What you need to do
Pick out each line in these entries that contains the string "name".

Start Given records

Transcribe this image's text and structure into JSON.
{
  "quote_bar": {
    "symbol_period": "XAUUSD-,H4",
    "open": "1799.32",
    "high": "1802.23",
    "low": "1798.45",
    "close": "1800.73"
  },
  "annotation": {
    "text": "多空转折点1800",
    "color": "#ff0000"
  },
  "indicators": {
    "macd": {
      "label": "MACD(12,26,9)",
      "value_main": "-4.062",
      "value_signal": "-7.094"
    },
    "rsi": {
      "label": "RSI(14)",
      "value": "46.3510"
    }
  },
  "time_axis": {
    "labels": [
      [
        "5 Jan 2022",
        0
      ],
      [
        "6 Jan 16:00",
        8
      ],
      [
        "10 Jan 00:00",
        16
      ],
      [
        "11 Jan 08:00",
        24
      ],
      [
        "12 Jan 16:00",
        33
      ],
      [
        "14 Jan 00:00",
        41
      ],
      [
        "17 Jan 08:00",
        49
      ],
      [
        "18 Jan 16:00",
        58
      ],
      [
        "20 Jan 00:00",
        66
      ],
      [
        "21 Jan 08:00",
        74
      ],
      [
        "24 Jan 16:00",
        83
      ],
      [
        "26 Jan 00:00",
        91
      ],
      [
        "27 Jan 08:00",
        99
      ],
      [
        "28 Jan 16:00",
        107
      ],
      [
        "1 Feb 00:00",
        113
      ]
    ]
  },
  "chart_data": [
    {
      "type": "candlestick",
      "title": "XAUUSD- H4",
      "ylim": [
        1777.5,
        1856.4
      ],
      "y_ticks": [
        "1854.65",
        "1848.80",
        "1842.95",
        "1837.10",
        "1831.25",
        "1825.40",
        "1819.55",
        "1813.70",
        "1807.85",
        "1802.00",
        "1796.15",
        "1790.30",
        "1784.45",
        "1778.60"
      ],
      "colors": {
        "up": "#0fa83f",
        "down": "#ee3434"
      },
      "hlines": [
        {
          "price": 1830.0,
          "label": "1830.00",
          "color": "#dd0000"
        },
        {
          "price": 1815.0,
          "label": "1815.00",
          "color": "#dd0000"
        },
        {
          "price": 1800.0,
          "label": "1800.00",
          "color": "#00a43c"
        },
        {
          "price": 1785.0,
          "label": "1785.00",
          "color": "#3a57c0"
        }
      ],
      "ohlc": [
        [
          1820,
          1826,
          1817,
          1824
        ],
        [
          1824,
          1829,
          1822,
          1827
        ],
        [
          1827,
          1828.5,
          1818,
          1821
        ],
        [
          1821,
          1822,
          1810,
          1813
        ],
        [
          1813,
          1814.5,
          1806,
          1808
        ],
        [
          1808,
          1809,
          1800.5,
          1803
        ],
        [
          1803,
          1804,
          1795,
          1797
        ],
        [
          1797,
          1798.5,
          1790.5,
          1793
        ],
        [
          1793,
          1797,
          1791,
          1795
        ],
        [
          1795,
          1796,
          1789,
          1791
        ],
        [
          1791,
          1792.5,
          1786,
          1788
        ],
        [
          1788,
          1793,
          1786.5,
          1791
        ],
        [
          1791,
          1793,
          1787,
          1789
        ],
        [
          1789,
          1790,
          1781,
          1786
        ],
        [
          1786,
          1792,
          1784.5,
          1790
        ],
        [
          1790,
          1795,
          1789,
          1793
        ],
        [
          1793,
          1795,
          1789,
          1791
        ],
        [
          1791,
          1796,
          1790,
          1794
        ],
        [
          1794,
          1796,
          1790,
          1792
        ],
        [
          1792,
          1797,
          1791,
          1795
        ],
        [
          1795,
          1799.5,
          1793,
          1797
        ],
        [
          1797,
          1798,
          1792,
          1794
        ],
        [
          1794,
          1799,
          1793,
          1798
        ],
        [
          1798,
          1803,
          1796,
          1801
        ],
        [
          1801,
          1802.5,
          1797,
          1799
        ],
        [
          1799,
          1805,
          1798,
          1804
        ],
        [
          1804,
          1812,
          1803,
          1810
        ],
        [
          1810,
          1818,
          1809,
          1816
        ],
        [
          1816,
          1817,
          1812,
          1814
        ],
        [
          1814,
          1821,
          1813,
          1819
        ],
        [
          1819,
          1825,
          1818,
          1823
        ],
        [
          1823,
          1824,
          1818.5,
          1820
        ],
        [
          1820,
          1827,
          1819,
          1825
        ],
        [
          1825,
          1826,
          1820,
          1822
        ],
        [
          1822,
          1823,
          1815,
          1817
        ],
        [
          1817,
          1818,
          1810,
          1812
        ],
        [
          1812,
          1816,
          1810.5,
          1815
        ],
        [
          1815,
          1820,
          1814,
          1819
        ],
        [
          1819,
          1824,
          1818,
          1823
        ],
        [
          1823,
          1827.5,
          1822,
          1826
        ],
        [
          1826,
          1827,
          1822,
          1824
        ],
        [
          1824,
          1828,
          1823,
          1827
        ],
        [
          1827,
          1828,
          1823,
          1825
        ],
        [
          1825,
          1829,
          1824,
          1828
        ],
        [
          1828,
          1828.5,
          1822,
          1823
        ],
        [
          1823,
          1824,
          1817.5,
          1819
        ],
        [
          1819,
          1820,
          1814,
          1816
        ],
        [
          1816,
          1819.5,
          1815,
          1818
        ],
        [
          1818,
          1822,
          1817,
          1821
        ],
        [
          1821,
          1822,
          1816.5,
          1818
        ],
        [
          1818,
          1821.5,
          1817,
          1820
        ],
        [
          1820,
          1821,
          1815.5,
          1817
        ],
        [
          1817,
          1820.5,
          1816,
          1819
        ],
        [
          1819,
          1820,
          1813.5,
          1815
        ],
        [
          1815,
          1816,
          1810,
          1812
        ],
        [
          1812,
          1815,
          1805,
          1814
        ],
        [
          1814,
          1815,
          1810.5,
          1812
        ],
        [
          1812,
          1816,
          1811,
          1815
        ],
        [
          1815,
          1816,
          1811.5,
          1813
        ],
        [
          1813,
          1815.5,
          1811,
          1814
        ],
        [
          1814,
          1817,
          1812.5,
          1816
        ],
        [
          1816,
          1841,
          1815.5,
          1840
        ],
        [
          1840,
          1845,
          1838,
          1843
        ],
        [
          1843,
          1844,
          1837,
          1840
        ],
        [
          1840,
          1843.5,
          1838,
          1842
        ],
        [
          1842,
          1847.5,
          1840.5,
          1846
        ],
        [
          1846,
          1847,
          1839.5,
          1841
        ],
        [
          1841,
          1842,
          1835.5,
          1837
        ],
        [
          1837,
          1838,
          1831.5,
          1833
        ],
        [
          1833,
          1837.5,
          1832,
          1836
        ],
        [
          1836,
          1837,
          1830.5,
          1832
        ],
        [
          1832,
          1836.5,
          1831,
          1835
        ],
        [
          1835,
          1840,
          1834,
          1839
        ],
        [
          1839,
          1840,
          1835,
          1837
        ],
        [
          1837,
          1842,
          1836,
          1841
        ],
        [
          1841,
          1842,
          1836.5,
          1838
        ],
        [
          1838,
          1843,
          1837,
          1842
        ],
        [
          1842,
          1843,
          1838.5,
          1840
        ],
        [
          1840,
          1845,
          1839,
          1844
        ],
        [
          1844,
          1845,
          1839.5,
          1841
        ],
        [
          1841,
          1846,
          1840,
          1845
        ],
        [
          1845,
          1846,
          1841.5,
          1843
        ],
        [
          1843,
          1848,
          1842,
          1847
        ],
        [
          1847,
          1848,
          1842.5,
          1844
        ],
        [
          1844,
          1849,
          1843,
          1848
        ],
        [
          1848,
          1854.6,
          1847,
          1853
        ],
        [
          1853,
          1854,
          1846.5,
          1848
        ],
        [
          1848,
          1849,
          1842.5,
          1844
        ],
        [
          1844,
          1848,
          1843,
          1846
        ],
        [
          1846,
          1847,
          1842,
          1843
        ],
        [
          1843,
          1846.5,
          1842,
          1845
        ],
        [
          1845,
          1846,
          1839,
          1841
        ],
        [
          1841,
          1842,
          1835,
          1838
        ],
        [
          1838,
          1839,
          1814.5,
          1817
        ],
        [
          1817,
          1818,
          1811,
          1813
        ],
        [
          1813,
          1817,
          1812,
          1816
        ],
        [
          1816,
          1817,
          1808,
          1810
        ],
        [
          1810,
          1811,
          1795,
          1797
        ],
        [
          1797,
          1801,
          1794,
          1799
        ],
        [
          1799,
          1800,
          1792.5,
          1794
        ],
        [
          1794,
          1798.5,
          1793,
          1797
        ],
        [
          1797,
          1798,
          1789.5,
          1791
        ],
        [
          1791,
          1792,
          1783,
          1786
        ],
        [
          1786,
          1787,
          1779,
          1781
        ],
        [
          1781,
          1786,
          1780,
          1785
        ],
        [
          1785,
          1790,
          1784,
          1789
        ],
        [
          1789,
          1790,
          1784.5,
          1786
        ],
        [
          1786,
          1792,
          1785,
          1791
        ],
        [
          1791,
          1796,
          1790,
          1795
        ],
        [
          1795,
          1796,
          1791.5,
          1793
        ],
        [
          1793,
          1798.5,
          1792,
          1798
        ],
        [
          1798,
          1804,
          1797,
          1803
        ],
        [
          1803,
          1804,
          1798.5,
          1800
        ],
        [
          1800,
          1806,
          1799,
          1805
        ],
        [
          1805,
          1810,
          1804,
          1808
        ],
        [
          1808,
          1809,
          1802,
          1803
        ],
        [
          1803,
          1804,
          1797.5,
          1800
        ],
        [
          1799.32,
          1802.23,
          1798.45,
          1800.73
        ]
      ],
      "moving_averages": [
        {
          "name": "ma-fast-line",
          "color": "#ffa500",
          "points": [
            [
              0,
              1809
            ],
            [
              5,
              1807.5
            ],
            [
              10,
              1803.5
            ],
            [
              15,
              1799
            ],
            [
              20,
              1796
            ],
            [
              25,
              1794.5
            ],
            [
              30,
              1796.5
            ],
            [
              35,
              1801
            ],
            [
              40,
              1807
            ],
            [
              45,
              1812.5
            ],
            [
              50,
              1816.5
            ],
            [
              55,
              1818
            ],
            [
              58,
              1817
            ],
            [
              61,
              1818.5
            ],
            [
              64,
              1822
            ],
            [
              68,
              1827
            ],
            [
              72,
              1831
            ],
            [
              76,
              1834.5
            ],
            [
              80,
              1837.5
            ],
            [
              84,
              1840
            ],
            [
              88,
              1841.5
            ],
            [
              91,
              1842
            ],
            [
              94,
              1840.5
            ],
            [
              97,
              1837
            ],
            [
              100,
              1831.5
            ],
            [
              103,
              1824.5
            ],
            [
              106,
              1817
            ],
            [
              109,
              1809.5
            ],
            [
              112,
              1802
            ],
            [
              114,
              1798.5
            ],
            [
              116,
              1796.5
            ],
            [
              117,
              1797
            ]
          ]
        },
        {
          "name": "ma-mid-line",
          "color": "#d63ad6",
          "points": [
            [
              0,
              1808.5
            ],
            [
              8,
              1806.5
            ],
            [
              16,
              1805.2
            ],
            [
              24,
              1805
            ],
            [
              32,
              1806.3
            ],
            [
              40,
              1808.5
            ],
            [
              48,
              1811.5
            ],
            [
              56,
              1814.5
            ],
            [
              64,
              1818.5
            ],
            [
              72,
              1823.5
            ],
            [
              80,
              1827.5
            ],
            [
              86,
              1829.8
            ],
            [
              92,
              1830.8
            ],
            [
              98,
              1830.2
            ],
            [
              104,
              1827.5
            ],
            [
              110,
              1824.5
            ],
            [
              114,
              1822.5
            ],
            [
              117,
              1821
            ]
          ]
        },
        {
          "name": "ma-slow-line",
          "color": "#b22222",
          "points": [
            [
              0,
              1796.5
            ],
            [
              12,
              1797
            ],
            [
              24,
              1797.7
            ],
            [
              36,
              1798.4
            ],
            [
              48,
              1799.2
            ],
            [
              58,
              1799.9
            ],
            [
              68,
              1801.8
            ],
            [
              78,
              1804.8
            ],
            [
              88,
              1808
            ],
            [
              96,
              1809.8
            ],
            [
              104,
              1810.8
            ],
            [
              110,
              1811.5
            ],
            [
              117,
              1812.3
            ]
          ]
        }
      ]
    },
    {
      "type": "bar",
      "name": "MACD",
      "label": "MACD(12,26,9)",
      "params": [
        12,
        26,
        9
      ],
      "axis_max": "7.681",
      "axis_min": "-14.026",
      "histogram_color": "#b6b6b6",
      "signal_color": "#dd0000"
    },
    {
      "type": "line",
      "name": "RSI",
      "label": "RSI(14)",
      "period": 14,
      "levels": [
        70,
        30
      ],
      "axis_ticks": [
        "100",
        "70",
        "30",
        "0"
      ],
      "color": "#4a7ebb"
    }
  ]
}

End Given records

Solution
          "name": "ma-fast-line",
          "name": "ma-mid-line",
          "name": "ma-slow-line",
      "name": "MACD",
      "name": "RSI",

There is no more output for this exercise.